• **What the task asks**
For the data below, work out how many lines include the string "WITH" and report only the number.

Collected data
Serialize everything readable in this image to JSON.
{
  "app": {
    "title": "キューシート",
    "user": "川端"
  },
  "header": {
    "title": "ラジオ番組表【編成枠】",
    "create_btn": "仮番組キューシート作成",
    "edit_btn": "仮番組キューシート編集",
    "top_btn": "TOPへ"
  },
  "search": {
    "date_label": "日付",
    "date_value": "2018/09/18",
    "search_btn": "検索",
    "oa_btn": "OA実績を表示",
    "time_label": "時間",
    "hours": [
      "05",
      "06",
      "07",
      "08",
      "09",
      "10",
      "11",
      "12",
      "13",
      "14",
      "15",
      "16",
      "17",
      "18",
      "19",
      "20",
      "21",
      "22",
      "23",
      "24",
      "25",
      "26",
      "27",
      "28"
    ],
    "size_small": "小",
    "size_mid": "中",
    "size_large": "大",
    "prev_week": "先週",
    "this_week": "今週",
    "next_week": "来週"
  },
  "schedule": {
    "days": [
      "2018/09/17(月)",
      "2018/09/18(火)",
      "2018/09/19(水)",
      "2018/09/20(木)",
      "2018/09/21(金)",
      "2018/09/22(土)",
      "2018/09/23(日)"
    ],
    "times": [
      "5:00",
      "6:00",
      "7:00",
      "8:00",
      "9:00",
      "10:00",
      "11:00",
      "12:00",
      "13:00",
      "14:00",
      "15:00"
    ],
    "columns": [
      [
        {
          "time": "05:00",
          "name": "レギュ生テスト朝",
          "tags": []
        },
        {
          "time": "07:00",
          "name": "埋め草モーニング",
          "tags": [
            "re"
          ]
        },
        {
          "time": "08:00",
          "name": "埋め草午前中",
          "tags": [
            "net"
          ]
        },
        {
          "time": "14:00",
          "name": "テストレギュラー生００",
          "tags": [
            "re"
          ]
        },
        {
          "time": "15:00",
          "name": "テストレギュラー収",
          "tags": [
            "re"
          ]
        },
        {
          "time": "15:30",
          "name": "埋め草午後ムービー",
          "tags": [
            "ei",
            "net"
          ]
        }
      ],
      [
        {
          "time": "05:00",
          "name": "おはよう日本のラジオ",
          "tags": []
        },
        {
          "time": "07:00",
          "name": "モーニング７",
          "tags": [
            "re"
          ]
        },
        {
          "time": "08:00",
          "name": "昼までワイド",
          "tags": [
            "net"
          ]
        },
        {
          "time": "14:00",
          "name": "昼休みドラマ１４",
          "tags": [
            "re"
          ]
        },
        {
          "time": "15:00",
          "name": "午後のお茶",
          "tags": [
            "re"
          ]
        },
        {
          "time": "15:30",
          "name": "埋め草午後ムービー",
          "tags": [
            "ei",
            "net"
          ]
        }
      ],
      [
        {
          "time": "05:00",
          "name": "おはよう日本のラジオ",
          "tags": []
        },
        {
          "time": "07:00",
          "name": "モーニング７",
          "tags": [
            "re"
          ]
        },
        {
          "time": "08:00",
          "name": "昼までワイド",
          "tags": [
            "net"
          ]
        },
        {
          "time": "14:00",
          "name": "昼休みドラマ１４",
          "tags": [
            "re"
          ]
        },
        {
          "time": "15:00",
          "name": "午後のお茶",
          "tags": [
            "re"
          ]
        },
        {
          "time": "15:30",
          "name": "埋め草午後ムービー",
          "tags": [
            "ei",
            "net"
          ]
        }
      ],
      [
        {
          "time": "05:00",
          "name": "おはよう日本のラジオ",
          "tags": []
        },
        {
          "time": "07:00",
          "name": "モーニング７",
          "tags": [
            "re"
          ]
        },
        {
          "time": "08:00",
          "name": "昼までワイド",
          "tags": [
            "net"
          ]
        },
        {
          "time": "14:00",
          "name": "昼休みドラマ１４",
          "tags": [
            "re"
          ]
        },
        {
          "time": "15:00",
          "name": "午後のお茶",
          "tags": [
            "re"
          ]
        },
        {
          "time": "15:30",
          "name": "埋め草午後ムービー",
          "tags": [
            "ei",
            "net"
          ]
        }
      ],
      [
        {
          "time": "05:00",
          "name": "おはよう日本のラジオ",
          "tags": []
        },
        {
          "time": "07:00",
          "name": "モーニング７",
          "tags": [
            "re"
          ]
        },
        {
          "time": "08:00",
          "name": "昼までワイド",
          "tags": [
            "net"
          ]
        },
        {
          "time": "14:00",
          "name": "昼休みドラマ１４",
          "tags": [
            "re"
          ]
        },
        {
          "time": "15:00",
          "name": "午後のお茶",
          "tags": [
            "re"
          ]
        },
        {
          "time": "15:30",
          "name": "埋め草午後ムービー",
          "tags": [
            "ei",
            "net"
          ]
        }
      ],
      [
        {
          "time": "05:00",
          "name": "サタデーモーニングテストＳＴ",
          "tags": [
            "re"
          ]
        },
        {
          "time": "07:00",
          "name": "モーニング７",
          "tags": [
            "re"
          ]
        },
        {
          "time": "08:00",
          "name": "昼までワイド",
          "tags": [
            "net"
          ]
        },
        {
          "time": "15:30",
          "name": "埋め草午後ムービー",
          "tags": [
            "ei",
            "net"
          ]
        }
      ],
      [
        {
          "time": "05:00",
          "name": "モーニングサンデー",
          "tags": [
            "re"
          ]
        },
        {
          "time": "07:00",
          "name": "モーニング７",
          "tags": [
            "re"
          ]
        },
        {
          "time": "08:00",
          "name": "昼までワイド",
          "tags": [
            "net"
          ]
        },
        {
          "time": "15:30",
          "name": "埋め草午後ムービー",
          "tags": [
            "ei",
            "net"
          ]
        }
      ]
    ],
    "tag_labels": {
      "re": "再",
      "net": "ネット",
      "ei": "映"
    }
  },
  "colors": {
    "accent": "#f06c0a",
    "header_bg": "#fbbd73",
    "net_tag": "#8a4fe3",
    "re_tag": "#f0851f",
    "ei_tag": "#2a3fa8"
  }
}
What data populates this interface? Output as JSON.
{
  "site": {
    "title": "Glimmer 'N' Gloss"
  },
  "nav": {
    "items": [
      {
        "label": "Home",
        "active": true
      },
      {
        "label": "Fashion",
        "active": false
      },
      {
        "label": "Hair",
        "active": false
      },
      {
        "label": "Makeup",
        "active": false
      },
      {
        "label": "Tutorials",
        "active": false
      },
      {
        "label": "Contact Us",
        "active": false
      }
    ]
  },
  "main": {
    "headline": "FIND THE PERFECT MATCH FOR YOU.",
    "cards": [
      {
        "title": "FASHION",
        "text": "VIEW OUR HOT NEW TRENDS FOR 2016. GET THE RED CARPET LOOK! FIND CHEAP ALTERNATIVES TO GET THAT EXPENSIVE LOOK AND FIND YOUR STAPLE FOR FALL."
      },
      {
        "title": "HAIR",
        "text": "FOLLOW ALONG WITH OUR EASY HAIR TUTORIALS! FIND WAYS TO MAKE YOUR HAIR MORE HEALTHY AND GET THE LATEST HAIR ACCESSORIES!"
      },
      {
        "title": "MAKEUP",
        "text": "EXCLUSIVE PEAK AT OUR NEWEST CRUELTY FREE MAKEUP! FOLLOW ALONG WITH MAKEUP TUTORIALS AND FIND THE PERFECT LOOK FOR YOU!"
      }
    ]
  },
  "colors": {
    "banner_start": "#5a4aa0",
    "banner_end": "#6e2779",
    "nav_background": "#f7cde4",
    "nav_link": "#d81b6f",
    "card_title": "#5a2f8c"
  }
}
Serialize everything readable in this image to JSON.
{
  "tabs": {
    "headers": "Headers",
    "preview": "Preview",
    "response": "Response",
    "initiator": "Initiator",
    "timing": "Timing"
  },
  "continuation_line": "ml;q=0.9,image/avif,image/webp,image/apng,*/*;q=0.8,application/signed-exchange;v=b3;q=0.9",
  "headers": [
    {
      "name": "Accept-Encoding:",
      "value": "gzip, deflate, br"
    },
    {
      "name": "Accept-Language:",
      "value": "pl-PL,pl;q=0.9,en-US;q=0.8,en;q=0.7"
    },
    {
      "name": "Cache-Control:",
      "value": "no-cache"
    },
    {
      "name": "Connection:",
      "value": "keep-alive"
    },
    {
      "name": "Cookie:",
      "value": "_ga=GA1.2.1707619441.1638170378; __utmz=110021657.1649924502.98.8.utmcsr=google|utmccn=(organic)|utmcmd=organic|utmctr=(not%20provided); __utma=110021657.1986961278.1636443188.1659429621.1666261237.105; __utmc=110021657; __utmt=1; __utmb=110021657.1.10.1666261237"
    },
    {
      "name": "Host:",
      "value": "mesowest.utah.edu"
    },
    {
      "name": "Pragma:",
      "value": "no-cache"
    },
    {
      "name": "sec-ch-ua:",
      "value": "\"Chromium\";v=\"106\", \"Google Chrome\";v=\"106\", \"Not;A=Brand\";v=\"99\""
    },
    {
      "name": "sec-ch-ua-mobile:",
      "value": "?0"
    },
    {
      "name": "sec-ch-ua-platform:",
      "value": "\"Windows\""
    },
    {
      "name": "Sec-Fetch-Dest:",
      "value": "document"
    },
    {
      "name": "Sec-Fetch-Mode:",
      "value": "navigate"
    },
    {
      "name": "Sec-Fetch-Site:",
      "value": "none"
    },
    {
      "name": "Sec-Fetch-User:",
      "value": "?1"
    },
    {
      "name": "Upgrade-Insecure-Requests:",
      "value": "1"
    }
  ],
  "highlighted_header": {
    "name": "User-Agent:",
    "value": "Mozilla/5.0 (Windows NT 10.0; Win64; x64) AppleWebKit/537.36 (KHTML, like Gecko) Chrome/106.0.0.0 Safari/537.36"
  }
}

• **Exercise solution**
2